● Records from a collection
########################################

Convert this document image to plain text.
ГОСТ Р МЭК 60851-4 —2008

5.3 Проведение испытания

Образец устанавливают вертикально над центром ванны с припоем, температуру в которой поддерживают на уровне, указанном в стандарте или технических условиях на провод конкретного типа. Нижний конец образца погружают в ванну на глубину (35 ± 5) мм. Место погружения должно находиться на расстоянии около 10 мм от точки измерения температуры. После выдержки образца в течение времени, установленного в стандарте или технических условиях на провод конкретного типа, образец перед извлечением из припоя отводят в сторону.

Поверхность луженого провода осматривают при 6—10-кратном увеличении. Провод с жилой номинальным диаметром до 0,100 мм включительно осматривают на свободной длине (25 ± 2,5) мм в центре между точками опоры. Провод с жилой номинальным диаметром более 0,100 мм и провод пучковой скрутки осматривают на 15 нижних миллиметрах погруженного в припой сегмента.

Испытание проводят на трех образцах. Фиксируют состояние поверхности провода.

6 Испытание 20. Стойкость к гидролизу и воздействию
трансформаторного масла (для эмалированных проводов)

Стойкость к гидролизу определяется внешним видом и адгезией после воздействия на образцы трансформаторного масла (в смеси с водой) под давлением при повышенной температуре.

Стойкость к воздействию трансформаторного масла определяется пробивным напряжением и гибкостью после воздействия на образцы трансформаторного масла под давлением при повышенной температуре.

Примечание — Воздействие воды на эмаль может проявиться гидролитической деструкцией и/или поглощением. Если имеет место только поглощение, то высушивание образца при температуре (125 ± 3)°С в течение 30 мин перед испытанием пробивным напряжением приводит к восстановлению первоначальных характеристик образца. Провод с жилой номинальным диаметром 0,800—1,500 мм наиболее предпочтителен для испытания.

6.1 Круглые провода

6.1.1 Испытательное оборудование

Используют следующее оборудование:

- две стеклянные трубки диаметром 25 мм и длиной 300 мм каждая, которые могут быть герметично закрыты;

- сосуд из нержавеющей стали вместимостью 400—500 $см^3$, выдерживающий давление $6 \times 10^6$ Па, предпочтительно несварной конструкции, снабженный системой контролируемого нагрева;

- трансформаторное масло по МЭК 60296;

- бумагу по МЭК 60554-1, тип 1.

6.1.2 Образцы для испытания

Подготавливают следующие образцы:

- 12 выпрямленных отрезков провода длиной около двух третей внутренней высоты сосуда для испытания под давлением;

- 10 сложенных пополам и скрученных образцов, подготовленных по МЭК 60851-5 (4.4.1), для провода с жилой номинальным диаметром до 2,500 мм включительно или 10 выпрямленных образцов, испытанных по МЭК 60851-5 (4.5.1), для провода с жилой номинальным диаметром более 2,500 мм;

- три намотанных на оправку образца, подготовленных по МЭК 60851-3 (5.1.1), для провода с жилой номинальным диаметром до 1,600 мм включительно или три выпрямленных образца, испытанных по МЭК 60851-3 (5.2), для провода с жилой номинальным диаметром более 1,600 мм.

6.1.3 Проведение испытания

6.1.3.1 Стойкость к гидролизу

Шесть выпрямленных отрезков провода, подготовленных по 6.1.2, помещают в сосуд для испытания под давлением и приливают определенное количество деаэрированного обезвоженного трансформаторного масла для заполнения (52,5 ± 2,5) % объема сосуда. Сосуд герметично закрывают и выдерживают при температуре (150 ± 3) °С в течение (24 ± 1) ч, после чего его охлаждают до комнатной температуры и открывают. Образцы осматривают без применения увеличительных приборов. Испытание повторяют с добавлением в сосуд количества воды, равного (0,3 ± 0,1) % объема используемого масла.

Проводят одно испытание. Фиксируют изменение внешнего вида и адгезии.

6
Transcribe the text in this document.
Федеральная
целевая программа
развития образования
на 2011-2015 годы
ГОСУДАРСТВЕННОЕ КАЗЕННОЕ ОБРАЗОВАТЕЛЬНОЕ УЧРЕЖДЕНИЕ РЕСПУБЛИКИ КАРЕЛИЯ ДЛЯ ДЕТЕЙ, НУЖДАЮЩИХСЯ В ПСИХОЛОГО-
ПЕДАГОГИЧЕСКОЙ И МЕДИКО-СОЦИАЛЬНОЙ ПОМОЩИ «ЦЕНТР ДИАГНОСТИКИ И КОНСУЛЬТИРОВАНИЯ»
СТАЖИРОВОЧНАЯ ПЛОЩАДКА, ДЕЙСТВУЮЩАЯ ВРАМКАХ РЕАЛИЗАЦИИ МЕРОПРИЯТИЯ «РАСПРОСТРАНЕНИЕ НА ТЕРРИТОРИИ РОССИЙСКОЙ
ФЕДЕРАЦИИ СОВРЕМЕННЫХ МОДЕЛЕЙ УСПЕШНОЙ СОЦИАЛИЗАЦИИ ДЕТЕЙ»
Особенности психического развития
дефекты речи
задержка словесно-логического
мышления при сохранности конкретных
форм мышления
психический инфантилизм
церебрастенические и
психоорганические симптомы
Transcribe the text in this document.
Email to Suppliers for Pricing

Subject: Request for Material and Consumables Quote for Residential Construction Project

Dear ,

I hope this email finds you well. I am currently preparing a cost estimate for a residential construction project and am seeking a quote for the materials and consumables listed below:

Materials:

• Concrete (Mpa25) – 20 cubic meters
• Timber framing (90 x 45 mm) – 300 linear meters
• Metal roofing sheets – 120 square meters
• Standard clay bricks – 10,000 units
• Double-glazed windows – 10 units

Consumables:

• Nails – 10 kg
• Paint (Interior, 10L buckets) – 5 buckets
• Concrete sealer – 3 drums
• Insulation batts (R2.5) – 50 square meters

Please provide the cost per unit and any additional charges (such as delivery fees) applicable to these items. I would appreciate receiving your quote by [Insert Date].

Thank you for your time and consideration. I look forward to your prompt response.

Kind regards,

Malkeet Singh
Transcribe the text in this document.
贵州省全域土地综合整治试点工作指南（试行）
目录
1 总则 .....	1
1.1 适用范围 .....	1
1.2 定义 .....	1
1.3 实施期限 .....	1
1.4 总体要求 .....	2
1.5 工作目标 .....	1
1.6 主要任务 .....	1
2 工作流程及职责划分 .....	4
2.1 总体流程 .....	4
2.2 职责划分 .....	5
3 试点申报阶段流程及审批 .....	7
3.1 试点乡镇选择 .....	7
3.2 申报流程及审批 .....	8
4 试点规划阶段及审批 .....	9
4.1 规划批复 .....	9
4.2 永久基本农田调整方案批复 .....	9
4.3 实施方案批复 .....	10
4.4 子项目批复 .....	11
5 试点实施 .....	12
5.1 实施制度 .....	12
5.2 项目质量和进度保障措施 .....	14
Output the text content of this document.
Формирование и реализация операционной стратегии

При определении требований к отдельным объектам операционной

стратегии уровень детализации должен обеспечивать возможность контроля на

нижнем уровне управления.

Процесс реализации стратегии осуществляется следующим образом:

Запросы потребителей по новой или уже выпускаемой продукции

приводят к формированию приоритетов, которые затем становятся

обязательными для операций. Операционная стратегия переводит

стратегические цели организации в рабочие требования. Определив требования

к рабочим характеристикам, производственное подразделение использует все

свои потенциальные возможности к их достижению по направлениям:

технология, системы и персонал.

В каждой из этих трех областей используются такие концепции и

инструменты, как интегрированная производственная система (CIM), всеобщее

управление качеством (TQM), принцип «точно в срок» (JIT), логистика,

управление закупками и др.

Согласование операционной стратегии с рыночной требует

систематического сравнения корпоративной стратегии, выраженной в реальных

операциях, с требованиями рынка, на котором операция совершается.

########################################

● YOUR INSTRUCTIONS
Find "испытанных". Copy every line it occurs in.

● RESPONSE FOR THIS EXERCISE
- 10 сложенных пополам и скрученных образцов, подготовленных по МЭК 60851-5 (4.4.1), для провода с жилой номинальным диаметром до 2,500 мм включительно или 10 выпрямленных образцов, испытанных по МЭК 60851-5 (4.5.1), для провода с жилой номинальным диаметром более 2,500 мм;
- три намотанных на оправку образца, подготовленных по МЭК 60851-3 (5.1.1), для провода с жилой номинальным диаметром до 1,600 мм включительно или три выпрямленных образца, испытанных по МЭК 60851-3 (5.2), для провода с жилой номинальным диаметром более 1,600 мм.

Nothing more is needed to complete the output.